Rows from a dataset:
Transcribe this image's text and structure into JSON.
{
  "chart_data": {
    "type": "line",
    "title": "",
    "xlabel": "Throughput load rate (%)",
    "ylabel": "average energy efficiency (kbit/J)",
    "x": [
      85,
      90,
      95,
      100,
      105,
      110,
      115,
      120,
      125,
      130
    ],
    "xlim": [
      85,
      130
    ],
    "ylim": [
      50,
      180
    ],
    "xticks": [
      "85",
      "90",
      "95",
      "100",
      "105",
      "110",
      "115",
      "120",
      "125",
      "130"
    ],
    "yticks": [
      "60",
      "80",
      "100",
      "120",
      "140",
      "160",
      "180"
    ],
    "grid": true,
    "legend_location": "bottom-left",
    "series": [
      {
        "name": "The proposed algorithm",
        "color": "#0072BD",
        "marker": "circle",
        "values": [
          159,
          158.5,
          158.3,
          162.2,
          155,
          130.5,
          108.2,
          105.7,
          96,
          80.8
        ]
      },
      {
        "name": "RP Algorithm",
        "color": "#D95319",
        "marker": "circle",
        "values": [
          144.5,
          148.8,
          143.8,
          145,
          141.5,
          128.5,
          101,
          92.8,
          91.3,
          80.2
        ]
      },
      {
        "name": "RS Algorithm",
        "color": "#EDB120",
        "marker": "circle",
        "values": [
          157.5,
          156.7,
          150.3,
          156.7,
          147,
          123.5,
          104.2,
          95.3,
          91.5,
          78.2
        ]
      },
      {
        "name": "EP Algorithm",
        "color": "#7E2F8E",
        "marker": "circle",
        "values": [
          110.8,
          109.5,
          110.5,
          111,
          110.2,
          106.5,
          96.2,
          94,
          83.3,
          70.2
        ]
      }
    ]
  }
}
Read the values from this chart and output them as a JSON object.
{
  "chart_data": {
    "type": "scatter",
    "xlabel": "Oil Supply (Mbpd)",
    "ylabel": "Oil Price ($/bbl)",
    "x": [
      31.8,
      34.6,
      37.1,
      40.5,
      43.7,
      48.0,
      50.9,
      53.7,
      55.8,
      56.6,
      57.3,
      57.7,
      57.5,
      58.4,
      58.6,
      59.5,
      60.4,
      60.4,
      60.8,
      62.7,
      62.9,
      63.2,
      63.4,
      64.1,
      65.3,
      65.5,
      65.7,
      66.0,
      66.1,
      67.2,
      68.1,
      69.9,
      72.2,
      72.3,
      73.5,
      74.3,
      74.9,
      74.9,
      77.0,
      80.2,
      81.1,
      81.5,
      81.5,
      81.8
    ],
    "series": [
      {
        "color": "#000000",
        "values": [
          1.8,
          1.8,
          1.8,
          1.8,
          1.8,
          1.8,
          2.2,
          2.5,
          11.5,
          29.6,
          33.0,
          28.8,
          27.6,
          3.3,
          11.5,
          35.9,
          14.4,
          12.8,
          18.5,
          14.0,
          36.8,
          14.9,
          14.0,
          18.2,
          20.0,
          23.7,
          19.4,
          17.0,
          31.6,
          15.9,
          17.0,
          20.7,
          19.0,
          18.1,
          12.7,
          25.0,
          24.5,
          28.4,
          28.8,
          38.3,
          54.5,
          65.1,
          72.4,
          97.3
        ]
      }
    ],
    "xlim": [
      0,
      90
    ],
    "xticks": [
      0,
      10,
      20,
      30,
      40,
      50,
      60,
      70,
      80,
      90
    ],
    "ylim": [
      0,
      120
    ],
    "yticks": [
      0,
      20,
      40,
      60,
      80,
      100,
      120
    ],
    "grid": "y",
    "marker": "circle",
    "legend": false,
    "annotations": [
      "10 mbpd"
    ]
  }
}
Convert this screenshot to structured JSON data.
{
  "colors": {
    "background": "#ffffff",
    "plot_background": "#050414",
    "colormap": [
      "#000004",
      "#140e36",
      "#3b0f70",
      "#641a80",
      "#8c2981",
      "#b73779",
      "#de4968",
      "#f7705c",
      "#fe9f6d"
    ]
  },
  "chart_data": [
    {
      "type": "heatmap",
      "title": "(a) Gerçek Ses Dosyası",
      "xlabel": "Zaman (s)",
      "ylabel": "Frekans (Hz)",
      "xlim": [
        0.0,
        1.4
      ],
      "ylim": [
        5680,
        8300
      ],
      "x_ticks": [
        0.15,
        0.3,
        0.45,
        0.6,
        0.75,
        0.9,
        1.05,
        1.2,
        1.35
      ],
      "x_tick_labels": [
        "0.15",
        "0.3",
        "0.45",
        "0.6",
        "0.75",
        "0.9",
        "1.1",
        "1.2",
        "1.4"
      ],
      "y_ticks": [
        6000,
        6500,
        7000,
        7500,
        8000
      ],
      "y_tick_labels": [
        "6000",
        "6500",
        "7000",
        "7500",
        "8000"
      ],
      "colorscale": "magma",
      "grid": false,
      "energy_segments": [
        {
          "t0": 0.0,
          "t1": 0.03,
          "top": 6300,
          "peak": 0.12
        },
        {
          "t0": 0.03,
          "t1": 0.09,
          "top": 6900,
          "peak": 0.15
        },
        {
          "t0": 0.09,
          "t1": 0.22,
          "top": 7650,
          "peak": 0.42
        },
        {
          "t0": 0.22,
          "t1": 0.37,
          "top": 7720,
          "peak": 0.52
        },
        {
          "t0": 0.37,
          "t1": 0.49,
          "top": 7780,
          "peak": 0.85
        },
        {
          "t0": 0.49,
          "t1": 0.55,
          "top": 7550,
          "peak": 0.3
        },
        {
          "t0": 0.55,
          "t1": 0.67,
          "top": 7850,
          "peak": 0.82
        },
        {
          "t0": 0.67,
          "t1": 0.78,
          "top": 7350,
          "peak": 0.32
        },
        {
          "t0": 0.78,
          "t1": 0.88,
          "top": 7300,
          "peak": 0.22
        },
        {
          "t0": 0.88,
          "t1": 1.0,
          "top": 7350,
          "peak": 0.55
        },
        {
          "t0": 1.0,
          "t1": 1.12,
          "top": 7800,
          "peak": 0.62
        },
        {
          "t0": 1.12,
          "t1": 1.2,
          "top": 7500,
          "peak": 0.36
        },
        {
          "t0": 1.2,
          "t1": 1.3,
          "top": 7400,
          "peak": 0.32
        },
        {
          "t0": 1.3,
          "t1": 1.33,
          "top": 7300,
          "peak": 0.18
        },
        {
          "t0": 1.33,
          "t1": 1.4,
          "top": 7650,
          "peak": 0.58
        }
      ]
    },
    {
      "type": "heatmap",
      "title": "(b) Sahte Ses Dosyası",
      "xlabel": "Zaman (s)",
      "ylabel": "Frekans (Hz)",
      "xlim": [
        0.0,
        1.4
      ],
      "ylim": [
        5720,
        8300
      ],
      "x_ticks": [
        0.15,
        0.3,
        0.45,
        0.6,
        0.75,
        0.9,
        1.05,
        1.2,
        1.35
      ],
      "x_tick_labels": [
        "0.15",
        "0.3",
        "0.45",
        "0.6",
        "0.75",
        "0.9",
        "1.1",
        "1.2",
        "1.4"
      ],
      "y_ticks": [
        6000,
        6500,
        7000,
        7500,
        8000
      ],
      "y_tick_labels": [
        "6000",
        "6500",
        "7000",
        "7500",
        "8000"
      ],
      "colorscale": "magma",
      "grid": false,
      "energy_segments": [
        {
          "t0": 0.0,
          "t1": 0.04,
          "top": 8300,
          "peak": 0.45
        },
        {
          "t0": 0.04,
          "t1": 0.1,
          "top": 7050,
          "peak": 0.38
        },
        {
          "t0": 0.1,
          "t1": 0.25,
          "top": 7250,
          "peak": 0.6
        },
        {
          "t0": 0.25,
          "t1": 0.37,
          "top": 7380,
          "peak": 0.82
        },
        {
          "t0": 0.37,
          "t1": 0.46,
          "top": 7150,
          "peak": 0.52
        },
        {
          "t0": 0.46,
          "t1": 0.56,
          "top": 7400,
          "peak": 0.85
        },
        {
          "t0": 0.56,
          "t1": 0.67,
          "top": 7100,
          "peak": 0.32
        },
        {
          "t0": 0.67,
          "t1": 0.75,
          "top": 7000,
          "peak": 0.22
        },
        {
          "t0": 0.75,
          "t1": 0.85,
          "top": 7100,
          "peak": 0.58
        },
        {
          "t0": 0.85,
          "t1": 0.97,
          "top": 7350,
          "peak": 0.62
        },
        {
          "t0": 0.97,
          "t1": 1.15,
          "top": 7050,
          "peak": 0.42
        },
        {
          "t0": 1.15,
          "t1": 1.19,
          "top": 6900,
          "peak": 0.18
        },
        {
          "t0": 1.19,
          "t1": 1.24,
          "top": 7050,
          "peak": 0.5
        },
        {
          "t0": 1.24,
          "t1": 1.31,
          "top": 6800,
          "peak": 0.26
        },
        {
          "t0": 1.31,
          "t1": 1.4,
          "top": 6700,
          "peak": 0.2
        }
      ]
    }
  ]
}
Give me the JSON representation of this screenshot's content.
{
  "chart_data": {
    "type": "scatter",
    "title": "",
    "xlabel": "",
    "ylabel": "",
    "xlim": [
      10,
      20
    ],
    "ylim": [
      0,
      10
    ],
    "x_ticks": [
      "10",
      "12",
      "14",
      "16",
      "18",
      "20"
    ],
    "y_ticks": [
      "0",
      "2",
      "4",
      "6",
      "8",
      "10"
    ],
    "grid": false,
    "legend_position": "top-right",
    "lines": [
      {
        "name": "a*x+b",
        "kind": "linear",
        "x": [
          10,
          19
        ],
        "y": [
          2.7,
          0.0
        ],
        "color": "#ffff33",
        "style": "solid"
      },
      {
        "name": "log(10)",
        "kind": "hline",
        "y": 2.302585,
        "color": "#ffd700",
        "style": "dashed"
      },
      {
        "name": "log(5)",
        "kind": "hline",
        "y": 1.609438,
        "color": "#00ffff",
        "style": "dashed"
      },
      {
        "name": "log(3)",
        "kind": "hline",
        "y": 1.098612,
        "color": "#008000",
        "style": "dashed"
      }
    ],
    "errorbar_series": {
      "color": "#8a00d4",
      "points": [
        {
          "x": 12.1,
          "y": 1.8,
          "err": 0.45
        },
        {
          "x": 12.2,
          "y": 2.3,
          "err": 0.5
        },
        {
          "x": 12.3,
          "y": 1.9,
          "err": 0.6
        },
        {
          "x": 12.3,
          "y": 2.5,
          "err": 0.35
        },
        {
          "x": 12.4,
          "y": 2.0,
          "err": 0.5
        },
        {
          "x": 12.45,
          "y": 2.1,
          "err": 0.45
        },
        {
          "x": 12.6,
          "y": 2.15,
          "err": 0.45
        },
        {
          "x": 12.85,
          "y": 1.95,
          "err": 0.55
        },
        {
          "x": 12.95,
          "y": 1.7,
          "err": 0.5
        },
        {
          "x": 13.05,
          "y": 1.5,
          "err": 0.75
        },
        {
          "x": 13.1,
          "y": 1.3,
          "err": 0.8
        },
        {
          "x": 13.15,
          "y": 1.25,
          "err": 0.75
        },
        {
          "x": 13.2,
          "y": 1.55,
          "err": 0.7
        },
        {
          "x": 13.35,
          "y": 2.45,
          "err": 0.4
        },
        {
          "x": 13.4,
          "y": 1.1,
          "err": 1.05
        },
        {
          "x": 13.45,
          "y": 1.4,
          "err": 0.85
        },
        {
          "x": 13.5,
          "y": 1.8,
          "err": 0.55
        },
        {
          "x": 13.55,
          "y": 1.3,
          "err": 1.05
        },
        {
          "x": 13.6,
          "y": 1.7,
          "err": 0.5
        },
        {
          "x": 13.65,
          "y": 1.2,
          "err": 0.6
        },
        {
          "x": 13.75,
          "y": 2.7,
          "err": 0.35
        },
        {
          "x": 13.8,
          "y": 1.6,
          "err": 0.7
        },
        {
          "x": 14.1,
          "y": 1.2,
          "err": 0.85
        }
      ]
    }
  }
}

* EXERCISE *
Pick out every line of the listing containing the word "ylabel", and show those lines.

* EXERCISE SOLUTION *
    "ylabel": "average energy efficiency (kbit/J)",
    "ylabel": "Oil Price ($/bbl)",
      "ylabel": "Frekans (Hz)",
      "ylabel": "Frekans (Hz)",
    "ylabel": "",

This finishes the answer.